*Problem to solve*:
Extract every entry word for word. Skip the pictures.

*The input*:

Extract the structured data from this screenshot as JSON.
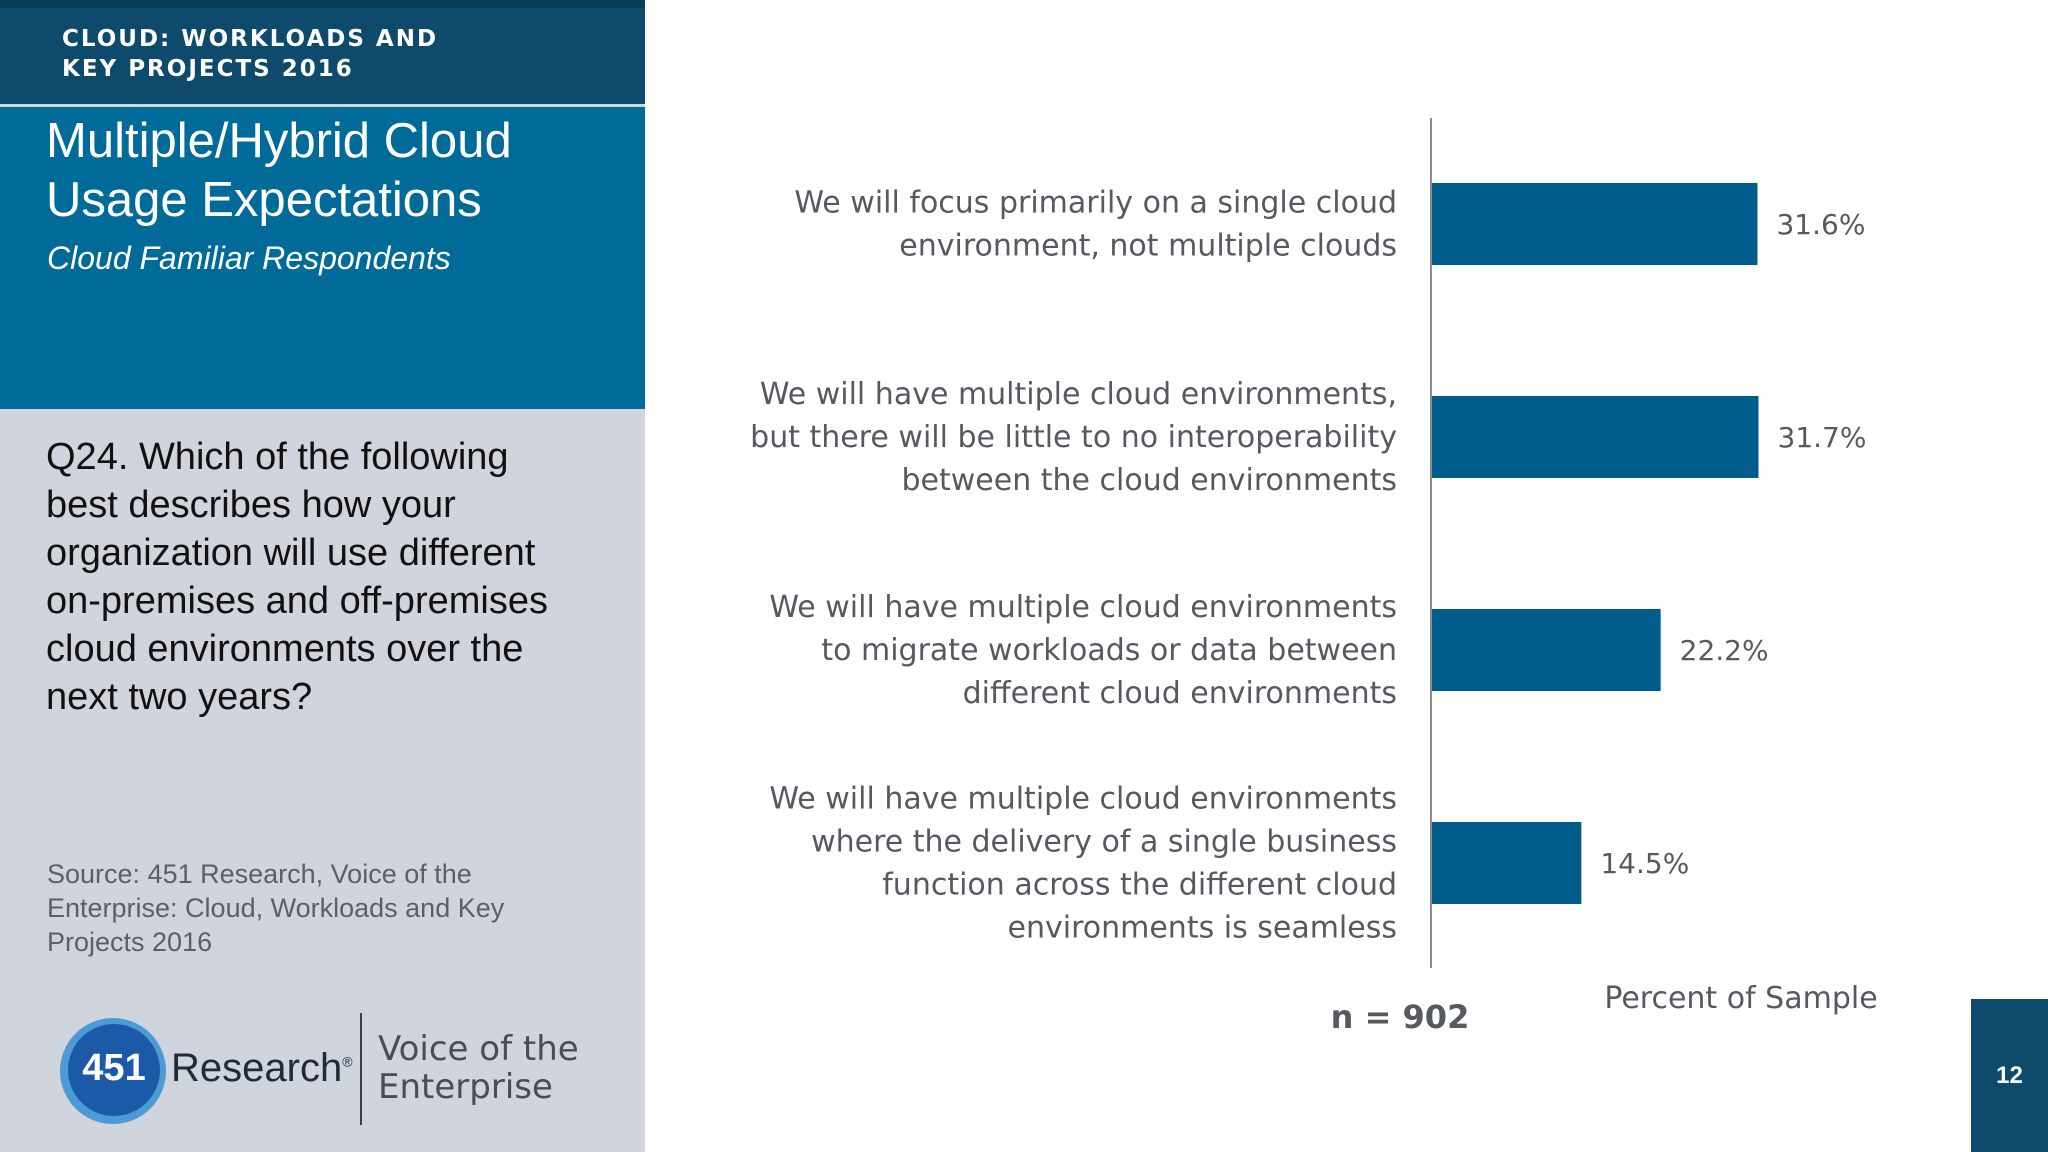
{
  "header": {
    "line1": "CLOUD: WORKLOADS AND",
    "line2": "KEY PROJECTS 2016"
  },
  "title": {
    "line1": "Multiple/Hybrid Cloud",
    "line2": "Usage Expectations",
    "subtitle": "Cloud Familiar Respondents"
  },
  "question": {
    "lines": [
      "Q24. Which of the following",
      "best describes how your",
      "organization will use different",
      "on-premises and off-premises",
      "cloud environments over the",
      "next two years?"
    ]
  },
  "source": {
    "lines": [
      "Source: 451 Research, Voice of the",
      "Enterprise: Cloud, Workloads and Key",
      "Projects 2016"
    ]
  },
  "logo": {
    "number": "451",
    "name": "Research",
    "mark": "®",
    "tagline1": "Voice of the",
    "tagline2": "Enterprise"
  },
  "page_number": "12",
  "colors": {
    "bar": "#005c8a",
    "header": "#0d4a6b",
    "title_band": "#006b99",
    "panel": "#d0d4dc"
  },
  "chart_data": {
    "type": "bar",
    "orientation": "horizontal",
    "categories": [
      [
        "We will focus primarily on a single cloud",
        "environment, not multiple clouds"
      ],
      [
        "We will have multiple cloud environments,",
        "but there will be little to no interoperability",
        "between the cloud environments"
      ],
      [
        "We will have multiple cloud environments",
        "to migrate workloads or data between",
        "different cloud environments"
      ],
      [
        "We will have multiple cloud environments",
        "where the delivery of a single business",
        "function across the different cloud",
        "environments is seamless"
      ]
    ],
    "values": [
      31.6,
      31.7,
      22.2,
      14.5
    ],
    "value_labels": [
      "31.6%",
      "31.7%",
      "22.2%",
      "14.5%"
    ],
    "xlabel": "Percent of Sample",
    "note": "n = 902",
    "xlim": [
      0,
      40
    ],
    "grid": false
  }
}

*Response*:
Extract the structured data from this screenshot as JSON.
{
  "header": {
    "line1": "CLOUD: WORKLOADS AND",
    "line2": "KEY PROJECTS 2016"
  },
  "title": {
    "line1": "Multiple/Hybrid Cloud",
    "line2": "Usage Expectations",
    "subtitle": "Cloud Familiar Respondents"
  },
  "question": {
    "lines": [
      "Q24. Which of the following",
      "best describes how your",
      "organization will use different",
      "on-premises and off-premises",
      "cloud environments over the",
      "next two years?"
    ]
  },
  "source": {
    "lines": [
      "Source: 451 Research, Voice of the",
      "Enterprise: Cloud, Workloads and Key",
      "Projects 2016"
    ]
  },
  "logo": {
    "number": "451",
    "name": "Research",
    "mark": "®",
    "tagline1": "Voice of the",
    "tagline2": "Enterprise"
  },
  "page_number": "12",
  "colors": {
    "bar": "#005c8a",
    "header": "#0d4a6b",
    "title_band": "#006b99",
    "panel": "#d0d4dc"
  },
  "chart_data": {
    "type": "bar",
    "orientation": "horizontal",
    "categories": [
      [
        "We will focus primarily on a single cloud",
        "environment, not multiple clouds"
      ],
      [
        "We will have multiple cloud environments,",
        "but there will be little to no interoperability",
        "between the cloud environments"
      ],
      [
        "We will have multiple cloud environments",
        "to migrate workloads or data between",
        "different cloud environments"
      ],
      [
        "We will have multiple cloud environments",
        "where the delivery of a single business",
        "function across the different cloud",
        "environments is seamless"
      ]
    ],
    "values": [
      31.6,
      31.7,
      22.2,
      14.5
    ],
    "value_labels": [
      "31.6%",
      "31.7%",
      "22.2%",
      "14.5%"
    ],
    "xlabel": "Percent of Sample",
    "note": "n = 902",
    "xlim": [
      0,
      40
    ],
    "grid": false
  }
}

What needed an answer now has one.